Records from a dataset
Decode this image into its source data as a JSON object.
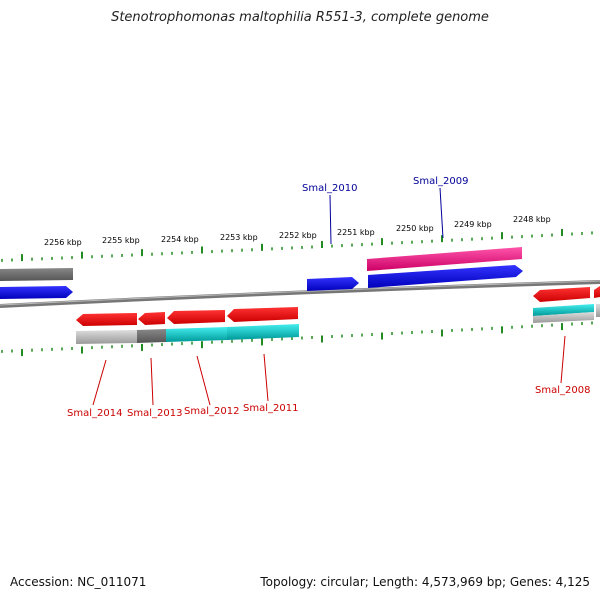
{
  "title": "Stenotrophomonas maltophilia R551-3, complete genome",
  "footer": {
    "accession": "Accession: NC_011071",
    "summary": "Topology: circular; Length: 4,573,969 bp; Genes: 4,125"
  },
  "ticks": [
    "2256 kbp",
    "2255 kbp",
    "2254 kbp",
    "2253 kbp",
    "2252 kbp",
    "2251 kbp",
    "2250 kbp",
    "2249 kbp",
    "2248 kbp"
  ],
  "genes": [
    {
      "label": "Smal_2010",
      "color": "#000099"
    },
    {
      "label": "Smal_2009",
      "color": "#000099"
    },
    {
      "label": "Smal_2014",
      "color": "#cc0000"
    },
    {
      "label": "Smal_2013",
      "color": "#cc0000"
    },
    {
      "label": "Smal_2012",
      "color": "#cc0000"
    },
    {
      "label": "Smal_2011",
      "color": "#cc0000"
    },
    {
      "label": "Smal_2008",
      "color": "#cc0000"
    }
  ],
  "colors": {
    "backbone": "#888888",
    "tick": "#228b22",
    "forward_cds": "#0000ee",
    "reverse_cds": "#ee0000",
    "pink": "#ff3399",
    "cyan": "#00cccc",
    "gray": "#aaaaaa",
    "dark_gray": "#666666"
  }
}
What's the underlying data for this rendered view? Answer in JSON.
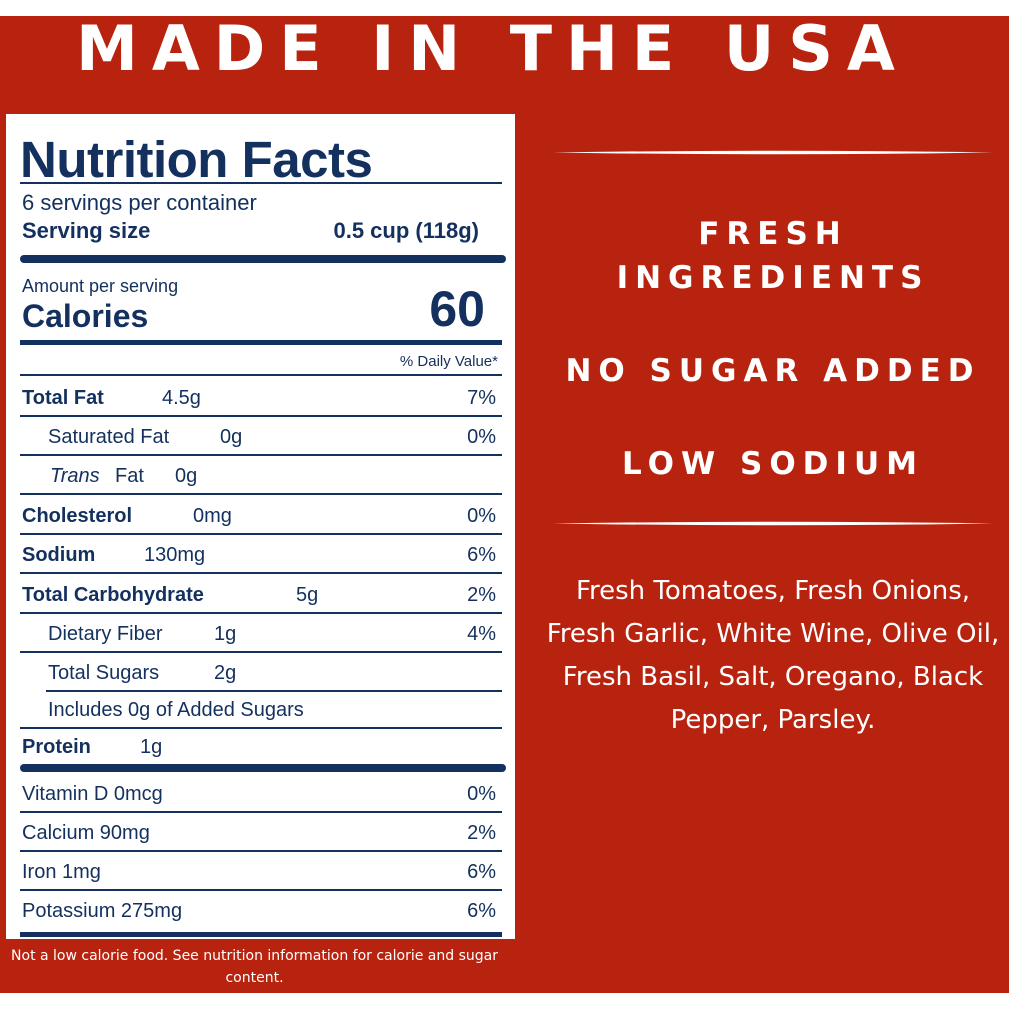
{
  "headline": "MADE IN THE USA",
  "nutrition": {
    "title": "Nutrition Facts",
    "servings_per_container": "6 servings per container",
    "serving_size_label": "Serving size",
    "serving_size_value": "0.5 cup (118g)",
    "amount_per_serving": "Amount per serving",
    "calories_label": "Calories",
    "calories_value": "60",
    "daily_value_header": "% Daily Value*",
    "nutrients": [
      {
        "name": "Total Fat",
        "amount": "4.5g",
        "dv": "7%"
      },
      {
        "name": "Saturated Fat",
        "amount": "0g",
        "dv": "0%"
      },
      {
        "name_italic": "Trans",
        "name": "Fat",
        "amount": "0g",
        "dv": ""
      },
      {
        "name": "Cholesterol",
        "amount": "0mg",
        "dv": "0%"
      },
      {
        "name": "Sodium",
        "amount": "130mg",
        "dv": "6%"
      },
      {
        "name": "Total Carbohydrate",
        "amount": "5g",
        "dv": "2%"
      },
      {
        "name": "Dietary Fiber",
        "amount": "1g",
        "dv": "4%"
      },
      {
        "name": "Total Sugars",
        "amount": "2g",
        "dv": ""
      },
      {
        "name": "Includes 0g of Added Sugars",
        "amount": "",
        "dv": ""
      },
      {
        "name": "Protein",
        "amount": "1g",
        "dv": ""
      }
    ],
    "vitamins": [
      {
        "name": "Vitamin D 0mcg",
        "dv": "0%"
      },
      {
        "name": "Calcium 90mg",
        "dv": "2%"
      },
      {
        "name": "Iron 1mg",
        "dv": "6%"
      },
      {
        "name": "Potassium 275mg",
        "dv": "6%"
      }
    ],
    "footnote": "Not a low calorie food. See nutrition information for calorie and sugar content."
  },
  "claims": [
    "FRESH INGREDIENTS",
    "NO SUGAR ADDED",
    "LOW SODIUM"
  ],
  "ingredients": "Fresh Tomatoes, Fresh Onions, Fresh Garlic, White Wine, Olive Oil, Fresh Basil, Salt, Oregano, Black Pepper, Parsley.",
  "colors": {
    "background": "#b8230f",
    "label_ink": "#13305e",
    "text": "#ffffff"
  }
}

Exercise brief — Exactly as written, set down each line of the records, leaving out the pictures.

Solution below —
Decode this image into its source data as a JSON object.
{
  "title": "Stenotrophomonas maltophilia R551-3, complete genome",
  "footer": {
    "accession": "Accession: NC_011071",
    "summary": "Topology: circular; Length: 4,573,969 bp; Genes: 4,125"
  },
  "ticks": [
    "2256 kbp",
    "2255 kbp",
    "2254 kbp",
    "2253 kbp",
    "2252 kbp",
    "2251 kbp",
    "2250 kbp",
    "2249 kbp",
    "2248 kbp"
  ],
  "genes": [
    {
      "label": "Smal_2010",
      "color": "#000099"
    },
    {
      "label": "Smal_2009",
      "color": "#000099"
    },
    {
      "label": "Smal_2014",
      "color": "#cc0000"
    },
    {
      "label": "Smal_2013",
      "color": "#cc0000"
    },
    {
      "label": "Smal_2012",
      "color": "#cc0000"
    },
    {
      "label": "Smal_2011",
      "color": "#cc0000"
    },
    {
      "label": "Smal_2008",
      "color": "#cc0000"
    }
  ],
  "colors": {
    "backbone": "#888888",
    "tick": "#228b22",
    "forward_cds": "#0000ee",
    "reverse_cds": "#ee0000",
    "pink": "#ff3399",
    "cyan": "#00cccc",
    "gray": "#aaaaaa",
    "dark_gray": "#666666"
  }
}
What's the underlying data for this rendered view? Answer in JSON.
{
  "headline": "MADE IN THE USA",
  "nutrition": {
    "title": "Nutrition Facts",
    "servings_per_container": "6 servings per container",
    "serving_size_label": "Serving size",
    "serving_size_value": "0.5 cup (118g)",
    "amount_per_serving": "Amount per serving",
    "calories_label": "Calories",
    "calories_value": "60",
    "daily_value_header": "% Daily Value*",
    "nutrients": [
      {
        "name": "Total Fat",
        "amount": "4.5g",
        "dv": "7%"
      },
      {
        "name": "Saturated Fat",
        "amount": "0g",
        "dv": "0%"
      },
      {
        "name_italic": "Trans",
        "name": "Fat",
        "amount": "0g",
        "dv": ""
      },
      {
        "name": "Cholesterol",
        "amount": "0mg",
        "dv": "0%"
      },
      {
        "name": "Sodium",
        "amount": "130mg",
        "dv": "6%"
      },
      {
        "name": "Total Carbohydrate",
        "amount": "5g",
        "dv": "2%"
      },
      {
        "name": "Dietary Fiber",
        "amount": "1g",
        "dv": "4%"
      },
      {
        "name": "Total Sugars",
        "amount": "2g",
        "dv": ""
      },
      {
        "name": "Includes 0g of Added Sugars",
        "amount": "",
        "dv": ""
      },
      {
        "name": "Protein",
        "amount": "1g",
        "dv": ""
      }
    ],
    "vitamins": [
      {
        "name": "Vitamin D 0mcg",
        "dv": "0%"
      },
      {
        "name": "Calcium 90mg",
        "dv": "2%"
      },
      {
        "name": "Iron 1mg",
        "dv": "6%"
      },
      {
        "name": "Potassium 275mg",
        "dv": "6%"
      }
    ],
    "footnote": "Not a low calorie food. See nutrition information for calorie and sugar content."
  },
  "claims": [
    "FRESH INGREDIENTS",
    "NO SUGAR ADDED",
    "LOW SODIUM"
  ],
  "ingredients": "Fresh Tomatoes, Fresh Onions, Fresh Garlic, White Wine, Olive Oil, Fresh Basil, Salt, Oregano, Black Pepper, Parsley.",
  "colors": {
    "background": "#b8230f",
    "label_ink": "#13305e",
    "text": "#ffffff"
  }
}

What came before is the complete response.